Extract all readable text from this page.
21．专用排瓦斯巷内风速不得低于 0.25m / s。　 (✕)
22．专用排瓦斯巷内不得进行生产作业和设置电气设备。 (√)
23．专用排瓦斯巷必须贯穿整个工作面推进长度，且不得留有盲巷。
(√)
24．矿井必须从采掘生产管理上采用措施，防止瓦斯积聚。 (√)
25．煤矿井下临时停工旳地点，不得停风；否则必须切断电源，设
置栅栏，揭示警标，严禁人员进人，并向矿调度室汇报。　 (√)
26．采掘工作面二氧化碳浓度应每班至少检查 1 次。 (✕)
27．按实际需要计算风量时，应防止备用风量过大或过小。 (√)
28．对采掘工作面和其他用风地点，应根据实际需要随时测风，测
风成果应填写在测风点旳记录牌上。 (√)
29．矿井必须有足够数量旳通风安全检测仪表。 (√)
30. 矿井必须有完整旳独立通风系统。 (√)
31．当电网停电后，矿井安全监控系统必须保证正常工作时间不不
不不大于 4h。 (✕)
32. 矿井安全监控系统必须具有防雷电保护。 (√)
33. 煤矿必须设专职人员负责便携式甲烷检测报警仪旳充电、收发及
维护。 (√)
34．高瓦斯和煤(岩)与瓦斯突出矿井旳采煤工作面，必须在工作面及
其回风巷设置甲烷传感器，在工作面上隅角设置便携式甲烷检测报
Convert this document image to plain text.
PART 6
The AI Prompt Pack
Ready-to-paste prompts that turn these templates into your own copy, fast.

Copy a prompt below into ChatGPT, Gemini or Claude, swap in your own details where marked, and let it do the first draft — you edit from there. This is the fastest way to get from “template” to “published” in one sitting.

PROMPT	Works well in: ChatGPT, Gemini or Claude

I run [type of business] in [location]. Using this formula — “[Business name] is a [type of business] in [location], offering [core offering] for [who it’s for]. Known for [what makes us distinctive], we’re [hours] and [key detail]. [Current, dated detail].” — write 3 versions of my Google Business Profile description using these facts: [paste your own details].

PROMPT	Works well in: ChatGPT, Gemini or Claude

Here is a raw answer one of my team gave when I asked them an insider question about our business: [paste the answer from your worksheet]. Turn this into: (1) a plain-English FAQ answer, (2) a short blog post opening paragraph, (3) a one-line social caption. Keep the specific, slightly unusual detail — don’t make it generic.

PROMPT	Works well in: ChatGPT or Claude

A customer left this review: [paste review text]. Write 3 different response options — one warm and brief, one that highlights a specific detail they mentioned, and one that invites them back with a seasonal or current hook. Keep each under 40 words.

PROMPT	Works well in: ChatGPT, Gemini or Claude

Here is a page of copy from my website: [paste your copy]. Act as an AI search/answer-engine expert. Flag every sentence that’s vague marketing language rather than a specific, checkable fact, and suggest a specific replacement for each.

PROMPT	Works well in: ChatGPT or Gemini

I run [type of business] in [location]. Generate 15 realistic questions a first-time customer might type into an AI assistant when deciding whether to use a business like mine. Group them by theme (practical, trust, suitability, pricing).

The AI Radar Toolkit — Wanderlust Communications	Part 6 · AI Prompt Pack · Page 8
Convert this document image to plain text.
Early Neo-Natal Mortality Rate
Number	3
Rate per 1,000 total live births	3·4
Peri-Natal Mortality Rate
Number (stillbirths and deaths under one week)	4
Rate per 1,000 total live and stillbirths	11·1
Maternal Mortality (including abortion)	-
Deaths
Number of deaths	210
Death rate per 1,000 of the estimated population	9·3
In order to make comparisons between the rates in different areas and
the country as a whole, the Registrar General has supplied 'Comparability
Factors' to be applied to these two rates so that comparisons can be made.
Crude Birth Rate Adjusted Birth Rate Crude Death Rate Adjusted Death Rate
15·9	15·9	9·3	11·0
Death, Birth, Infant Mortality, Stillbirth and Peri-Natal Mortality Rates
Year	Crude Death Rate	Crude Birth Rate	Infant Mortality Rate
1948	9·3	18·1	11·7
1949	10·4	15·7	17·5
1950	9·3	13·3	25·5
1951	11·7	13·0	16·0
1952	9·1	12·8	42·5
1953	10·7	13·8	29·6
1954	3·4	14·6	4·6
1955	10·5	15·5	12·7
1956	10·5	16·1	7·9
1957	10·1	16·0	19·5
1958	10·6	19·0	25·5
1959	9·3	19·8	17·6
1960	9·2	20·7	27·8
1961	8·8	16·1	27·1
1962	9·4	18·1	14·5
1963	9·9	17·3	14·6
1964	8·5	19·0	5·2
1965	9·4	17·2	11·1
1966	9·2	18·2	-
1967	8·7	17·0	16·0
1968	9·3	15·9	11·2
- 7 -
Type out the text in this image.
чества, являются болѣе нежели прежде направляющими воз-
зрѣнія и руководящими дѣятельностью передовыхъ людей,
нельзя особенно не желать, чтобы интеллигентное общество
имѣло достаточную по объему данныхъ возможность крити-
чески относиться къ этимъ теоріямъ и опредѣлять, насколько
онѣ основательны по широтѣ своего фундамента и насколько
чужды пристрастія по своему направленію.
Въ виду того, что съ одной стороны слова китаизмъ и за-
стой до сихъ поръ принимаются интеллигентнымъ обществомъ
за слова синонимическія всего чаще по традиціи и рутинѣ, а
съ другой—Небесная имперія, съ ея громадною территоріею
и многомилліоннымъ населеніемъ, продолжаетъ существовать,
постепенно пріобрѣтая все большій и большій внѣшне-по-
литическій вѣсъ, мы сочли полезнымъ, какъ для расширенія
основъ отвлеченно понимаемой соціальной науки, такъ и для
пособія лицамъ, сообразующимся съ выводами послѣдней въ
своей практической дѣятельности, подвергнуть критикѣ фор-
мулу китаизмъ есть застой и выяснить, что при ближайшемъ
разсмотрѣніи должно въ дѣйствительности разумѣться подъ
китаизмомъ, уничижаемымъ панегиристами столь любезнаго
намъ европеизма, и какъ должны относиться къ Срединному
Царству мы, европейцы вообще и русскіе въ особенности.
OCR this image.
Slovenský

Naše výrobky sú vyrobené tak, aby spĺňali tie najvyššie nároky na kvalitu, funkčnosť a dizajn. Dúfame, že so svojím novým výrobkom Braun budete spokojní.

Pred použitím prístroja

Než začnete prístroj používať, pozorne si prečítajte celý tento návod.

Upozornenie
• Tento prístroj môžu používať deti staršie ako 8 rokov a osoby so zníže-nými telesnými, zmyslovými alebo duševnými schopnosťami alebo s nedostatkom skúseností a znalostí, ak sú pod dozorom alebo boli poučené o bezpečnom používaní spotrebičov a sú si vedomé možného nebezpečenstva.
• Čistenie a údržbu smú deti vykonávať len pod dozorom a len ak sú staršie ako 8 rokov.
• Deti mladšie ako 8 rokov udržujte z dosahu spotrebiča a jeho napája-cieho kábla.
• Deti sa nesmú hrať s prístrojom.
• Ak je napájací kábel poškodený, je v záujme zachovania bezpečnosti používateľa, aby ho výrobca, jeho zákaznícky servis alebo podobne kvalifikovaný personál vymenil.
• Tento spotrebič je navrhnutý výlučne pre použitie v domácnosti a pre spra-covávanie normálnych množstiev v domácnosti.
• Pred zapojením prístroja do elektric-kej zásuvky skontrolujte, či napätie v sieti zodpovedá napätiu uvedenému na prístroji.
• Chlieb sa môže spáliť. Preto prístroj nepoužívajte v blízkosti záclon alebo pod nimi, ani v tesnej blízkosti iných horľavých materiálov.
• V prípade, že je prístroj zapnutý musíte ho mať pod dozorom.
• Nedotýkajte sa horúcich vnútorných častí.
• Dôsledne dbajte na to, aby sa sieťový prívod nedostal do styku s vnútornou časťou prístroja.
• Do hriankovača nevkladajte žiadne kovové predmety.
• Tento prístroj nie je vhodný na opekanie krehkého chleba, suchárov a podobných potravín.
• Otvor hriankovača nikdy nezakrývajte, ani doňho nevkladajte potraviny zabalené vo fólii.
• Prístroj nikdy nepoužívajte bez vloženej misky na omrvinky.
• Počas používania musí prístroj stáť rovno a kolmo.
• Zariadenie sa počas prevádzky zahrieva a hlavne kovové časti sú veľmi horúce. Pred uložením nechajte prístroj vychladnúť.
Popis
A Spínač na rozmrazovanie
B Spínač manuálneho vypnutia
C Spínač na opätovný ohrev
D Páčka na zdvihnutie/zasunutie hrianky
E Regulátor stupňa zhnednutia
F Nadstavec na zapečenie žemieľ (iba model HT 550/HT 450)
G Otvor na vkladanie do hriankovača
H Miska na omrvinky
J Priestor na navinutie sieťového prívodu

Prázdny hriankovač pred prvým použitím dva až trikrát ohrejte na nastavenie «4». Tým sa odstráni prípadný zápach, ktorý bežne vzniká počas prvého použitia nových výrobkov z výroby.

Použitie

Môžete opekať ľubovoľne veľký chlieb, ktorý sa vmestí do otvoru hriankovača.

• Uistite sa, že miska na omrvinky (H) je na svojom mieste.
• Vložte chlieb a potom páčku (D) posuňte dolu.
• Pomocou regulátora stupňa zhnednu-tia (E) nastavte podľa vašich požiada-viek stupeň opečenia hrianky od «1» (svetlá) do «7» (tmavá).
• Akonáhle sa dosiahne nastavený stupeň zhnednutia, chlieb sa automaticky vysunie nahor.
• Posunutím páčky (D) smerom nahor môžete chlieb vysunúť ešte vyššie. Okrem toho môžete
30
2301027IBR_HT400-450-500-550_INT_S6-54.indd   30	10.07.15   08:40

---

_DO THIS_
Go through the listing above line by line and say how many lines hold the word "business". Reply with that number only.

_FINISHED ANSWER_
3